• _What you have to do_:
Copy out each line that includes the word "JSON".

[Begin Data entries]

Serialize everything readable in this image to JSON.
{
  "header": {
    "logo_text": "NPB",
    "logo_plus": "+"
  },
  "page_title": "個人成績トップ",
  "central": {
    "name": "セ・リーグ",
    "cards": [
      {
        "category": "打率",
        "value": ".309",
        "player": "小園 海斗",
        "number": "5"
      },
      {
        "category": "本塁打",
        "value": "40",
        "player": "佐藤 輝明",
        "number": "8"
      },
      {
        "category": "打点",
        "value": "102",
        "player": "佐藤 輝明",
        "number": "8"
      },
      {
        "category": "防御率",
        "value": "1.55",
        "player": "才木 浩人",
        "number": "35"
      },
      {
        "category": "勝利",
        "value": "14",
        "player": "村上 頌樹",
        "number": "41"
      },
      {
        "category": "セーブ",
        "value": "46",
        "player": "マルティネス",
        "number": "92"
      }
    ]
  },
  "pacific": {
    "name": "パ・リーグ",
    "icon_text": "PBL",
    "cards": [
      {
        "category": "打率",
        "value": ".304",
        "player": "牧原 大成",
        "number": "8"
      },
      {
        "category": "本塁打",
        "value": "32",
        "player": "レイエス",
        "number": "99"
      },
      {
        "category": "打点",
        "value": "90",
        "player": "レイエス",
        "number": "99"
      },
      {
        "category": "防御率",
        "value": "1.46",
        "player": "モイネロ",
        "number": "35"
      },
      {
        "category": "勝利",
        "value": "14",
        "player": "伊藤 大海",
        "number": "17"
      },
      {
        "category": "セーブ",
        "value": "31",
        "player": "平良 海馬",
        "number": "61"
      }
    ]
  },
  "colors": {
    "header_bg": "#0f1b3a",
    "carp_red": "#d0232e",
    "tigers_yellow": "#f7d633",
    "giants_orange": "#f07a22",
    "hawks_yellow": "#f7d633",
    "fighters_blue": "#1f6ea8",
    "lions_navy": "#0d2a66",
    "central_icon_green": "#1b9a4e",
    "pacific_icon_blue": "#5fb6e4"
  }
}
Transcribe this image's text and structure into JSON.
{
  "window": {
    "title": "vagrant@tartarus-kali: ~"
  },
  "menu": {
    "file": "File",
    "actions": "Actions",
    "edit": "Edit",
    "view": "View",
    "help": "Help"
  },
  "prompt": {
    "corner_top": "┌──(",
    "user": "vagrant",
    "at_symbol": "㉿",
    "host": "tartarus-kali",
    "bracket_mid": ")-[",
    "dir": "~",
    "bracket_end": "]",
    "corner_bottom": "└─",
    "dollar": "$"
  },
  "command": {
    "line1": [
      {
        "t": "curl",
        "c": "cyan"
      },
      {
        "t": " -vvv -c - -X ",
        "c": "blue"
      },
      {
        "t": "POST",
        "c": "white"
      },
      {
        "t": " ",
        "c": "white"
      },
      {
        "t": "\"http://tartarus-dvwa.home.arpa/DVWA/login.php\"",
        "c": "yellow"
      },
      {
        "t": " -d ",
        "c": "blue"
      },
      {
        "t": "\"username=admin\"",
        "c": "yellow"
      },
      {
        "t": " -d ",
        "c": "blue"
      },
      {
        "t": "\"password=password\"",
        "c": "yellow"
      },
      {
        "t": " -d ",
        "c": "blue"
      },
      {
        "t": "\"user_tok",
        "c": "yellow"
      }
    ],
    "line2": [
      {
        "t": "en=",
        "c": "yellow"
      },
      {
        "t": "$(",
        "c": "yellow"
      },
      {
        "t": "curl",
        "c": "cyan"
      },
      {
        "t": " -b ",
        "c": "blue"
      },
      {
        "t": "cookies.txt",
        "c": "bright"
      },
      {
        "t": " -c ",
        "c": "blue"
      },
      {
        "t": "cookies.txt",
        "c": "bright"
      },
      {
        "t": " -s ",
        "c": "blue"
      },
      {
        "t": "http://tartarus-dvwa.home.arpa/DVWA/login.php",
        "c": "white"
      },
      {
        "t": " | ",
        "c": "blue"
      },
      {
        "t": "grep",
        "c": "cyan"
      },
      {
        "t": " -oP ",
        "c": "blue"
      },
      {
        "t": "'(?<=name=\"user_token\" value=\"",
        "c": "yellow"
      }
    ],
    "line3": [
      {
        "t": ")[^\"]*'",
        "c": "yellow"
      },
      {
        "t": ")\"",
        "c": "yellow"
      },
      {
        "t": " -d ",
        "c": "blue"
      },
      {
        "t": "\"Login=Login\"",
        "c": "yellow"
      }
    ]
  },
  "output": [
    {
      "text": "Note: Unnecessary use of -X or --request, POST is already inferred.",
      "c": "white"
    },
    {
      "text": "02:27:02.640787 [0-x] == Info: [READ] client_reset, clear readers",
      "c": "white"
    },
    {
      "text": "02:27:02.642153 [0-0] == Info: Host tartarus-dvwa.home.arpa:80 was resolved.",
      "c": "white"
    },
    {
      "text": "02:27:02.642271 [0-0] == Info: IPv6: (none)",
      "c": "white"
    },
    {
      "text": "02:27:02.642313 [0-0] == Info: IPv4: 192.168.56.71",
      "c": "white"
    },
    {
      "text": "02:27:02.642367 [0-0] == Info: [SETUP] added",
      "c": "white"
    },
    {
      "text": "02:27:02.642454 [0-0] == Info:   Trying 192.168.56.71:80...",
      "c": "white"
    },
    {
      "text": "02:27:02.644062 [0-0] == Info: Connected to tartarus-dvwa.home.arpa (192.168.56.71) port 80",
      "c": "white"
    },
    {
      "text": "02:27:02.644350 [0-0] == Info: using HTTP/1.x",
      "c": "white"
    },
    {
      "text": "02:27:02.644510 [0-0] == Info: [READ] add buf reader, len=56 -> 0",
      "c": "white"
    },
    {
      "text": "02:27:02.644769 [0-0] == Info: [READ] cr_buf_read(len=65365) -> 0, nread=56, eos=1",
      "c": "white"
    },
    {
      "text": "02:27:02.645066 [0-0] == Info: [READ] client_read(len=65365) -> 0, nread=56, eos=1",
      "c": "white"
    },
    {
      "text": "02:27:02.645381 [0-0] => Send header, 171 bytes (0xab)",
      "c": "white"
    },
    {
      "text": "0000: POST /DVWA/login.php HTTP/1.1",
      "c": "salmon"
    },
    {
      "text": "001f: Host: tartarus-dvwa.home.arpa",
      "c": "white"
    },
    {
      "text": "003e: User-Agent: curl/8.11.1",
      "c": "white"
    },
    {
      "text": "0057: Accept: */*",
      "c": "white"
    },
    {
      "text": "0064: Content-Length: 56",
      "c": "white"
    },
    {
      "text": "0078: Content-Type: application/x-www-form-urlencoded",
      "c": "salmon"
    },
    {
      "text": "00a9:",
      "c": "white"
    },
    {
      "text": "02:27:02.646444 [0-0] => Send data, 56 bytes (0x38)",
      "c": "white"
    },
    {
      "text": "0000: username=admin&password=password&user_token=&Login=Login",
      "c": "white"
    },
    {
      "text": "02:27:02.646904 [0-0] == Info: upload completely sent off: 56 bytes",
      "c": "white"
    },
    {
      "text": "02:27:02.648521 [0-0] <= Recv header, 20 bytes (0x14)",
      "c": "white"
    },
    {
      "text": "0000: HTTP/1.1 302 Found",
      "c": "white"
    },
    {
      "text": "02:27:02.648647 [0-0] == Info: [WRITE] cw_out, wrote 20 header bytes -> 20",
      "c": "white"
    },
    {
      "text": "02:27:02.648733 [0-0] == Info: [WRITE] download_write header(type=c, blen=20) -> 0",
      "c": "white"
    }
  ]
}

[End Data entries]

• _Solution to the problem_:
Serialize everything readable in this image to JSON.
Transcribe this image's text and structure into JSON.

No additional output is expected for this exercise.